**Job:** Pick out the lines below with "title" and list them.
━━━━━ Record set
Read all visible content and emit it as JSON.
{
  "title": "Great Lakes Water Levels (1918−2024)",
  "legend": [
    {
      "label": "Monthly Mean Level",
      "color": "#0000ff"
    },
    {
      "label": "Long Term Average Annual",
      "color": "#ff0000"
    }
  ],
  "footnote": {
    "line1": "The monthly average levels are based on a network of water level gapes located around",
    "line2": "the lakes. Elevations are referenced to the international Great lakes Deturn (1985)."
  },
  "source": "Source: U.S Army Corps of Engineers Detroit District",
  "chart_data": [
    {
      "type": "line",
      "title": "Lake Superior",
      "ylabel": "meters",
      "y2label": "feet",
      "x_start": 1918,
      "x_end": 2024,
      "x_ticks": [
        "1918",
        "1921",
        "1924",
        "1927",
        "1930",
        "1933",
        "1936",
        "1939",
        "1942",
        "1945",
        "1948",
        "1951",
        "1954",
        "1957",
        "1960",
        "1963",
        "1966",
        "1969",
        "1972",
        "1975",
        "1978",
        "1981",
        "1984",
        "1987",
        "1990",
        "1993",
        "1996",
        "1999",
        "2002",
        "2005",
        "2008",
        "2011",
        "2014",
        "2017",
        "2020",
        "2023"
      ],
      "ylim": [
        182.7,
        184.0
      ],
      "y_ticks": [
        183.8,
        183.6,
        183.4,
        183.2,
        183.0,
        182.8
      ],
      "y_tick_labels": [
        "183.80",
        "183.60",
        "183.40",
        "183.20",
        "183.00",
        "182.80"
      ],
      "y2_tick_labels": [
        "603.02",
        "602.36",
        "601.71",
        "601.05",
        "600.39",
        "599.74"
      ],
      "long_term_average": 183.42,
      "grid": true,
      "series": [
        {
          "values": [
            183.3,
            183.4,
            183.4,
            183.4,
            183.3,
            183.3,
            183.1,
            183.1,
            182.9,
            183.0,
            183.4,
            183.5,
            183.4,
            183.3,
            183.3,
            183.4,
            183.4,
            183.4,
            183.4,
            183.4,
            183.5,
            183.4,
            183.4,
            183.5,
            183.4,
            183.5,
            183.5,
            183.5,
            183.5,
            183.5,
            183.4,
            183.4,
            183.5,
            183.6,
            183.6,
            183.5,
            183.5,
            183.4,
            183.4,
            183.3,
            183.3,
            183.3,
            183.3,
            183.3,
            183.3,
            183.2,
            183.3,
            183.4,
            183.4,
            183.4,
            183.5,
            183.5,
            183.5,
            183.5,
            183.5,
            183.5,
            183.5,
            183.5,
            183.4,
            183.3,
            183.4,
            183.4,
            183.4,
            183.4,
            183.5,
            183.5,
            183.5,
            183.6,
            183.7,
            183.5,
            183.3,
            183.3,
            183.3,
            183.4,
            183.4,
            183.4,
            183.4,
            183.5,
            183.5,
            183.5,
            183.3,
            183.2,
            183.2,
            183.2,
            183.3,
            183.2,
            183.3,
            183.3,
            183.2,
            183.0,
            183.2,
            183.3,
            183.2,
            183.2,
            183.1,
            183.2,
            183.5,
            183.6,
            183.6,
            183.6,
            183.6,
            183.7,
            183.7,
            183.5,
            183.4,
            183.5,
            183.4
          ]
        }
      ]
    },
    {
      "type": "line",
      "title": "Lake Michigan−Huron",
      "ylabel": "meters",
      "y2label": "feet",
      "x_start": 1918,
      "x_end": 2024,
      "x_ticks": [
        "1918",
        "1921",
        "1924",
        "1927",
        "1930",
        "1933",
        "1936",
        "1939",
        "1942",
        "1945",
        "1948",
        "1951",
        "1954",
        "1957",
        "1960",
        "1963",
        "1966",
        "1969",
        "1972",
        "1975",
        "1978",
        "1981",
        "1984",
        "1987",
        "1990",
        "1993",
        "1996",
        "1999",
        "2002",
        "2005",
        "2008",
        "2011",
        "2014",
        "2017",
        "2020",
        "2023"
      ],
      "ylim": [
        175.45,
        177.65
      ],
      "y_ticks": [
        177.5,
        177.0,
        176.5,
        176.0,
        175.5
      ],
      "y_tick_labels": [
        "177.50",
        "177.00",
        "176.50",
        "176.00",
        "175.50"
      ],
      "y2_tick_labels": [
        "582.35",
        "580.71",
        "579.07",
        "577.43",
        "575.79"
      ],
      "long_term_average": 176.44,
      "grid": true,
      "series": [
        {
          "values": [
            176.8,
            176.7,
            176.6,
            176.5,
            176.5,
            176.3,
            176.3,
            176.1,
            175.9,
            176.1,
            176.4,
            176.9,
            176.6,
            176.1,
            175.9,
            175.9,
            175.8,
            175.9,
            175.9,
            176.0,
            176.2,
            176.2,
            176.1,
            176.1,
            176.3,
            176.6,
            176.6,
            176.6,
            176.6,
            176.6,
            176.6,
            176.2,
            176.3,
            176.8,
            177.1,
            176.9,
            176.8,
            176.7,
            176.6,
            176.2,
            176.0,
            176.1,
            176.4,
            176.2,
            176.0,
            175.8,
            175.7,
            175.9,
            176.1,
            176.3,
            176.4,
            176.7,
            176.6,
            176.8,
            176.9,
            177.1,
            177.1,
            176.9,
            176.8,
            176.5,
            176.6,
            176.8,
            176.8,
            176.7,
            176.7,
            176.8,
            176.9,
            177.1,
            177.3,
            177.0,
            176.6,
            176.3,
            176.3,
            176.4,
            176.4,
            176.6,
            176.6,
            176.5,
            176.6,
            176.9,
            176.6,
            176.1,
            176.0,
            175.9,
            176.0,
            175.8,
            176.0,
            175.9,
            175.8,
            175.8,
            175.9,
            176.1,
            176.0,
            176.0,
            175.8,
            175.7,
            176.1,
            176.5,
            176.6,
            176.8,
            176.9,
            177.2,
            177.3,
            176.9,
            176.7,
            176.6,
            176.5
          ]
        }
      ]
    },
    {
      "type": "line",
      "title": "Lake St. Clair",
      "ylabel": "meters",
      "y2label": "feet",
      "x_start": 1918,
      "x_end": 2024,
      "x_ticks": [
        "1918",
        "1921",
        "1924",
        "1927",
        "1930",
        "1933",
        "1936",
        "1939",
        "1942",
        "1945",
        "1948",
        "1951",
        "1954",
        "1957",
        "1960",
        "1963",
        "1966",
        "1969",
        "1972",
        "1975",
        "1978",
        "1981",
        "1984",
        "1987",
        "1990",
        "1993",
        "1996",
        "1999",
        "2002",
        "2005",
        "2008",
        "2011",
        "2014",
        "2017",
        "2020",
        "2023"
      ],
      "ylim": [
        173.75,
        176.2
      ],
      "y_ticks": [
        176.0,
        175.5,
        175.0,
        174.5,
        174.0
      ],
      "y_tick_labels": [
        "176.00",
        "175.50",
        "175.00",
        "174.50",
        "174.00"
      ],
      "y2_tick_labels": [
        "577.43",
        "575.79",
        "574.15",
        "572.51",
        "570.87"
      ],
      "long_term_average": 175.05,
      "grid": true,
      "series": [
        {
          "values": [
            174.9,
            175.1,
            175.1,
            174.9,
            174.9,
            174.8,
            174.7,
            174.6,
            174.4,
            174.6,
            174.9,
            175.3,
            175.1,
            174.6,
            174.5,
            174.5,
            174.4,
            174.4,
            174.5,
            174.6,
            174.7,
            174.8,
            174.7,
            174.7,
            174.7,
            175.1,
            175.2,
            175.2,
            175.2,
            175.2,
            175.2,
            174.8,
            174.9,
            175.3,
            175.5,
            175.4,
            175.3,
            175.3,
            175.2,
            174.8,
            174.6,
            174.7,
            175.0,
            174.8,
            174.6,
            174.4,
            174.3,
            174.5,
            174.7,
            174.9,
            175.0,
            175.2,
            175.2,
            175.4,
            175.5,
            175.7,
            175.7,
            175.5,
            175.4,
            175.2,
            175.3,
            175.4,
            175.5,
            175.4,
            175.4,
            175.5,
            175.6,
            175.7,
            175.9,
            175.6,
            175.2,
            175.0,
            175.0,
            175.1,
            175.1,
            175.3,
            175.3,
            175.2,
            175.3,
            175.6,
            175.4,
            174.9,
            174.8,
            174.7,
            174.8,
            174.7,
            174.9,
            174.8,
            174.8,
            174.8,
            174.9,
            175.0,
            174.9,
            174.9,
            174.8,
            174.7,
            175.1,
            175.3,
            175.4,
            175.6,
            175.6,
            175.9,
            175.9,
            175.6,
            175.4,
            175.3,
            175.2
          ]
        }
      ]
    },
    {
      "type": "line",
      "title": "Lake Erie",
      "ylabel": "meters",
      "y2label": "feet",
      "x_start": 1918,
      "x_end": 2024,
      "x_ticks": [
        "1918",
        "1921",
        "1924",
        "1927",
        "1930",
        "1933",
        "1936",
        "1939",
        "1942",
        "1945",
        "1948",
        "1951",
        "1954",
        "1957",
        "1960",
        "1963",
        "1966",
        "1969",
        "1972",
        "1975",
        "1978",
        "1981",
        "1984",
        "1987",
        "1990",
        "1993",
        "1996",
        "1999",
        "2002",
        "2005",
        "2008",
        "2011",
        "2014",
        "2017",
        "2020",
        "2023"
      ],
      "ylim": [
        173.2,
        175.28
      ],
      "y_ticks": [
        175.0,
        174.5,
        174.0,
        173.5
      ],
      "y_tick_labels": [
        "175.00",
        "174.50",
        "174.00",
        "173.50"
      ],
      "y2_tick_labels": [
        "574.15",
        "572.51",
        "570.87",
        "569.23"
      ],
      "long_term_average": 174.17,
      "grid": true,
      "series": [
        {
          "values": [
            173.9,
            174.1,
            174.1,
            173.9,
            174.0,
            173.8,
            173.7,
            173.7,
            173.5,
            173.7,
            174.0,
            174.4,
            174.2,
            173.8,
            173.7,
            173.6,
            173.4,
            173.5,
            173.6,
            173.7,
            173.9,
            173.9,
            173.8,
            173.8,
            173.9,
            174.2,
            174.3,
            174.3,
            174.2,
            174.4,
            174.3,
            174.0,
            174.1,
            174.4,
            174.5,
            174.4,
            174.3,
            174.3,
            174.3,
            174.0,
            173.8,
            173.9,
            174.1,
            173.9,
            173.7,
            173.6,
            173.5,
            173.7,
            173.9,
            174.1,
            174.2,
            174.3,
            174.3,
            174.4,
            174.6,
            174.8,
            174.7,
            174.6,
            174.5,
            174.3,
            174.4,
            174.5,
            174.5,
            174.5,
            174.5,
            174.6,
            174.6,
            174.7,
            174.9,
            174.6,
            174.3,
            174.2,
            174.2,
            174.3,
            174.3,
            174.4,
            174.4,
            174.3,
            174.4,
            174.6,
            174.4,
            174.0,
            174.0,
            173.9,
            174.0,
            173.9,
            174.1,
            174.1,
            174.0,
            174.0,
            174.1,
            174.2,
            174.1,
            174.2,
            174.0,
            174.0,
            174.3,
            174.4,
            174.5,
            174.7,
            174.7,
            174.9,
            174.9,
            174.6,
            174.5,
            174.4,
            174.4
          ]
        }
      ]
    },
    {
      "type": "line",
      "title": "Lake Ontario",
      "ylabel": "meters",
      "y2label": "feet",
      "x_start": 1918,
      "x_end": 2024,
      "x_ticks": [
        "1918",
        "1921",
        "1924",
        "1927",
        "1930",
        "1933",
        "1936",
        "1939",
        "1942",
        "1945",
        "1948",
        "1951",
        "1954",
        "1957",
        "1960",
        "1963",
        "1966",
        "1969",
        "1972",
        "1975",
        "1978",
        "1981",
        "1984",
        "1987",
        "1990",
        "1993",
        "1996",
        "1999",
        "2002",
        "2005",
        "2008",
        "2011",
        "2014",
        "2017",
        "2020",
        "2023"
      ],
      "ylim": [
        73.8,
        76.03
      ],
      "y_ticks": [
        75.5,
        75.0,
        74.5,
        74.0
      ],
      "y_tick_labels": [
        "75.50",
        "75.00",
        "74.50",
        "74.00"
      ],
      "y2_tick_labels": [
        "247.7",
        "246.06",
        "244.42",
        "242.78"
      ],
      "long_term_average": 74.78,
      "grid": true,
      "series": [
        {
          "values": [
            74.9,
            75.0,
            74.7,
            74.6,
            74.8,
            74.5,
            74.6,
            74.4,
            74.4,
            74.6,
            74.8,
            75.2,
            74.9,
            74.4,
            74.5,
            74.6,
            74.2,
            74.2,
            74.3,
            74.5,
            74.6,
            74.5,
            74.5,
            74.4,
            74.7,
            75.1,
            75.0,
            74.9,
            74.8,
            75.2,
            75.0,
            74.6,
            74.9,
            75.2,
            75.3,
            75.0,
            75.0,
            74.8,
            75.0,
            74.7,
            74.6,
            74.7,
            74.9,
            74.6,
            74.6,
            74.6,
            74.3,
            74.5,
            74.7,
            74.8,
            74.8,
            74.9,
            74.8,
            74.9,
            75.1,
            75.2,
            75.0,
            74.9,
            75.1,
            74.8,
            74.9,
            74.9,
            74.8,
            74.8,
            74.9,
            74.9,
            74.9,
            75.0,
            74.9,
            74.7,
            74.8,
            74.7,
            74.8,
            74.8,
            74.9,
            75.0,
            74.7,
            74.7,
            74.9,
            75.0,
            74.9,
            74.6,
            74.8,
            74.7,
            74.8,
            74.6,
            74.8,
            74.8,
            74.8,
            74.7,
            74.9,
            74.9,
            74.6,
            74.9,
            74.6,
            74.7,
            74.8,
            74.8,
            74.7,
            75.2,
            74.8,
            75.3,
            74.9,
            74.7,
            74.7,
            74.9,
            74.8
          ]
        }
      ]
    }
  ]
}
━━━━━━━━━━
**Result below:**
  "title": "Great Lakes Water Levels (1918−2024)",
      "title": "Lake Superior",
      "title": "Lake Michigan−Huron",
      "title": "Lake St. Clair",
      "title": "Lake Erie",
      "title": "Lake Ontario",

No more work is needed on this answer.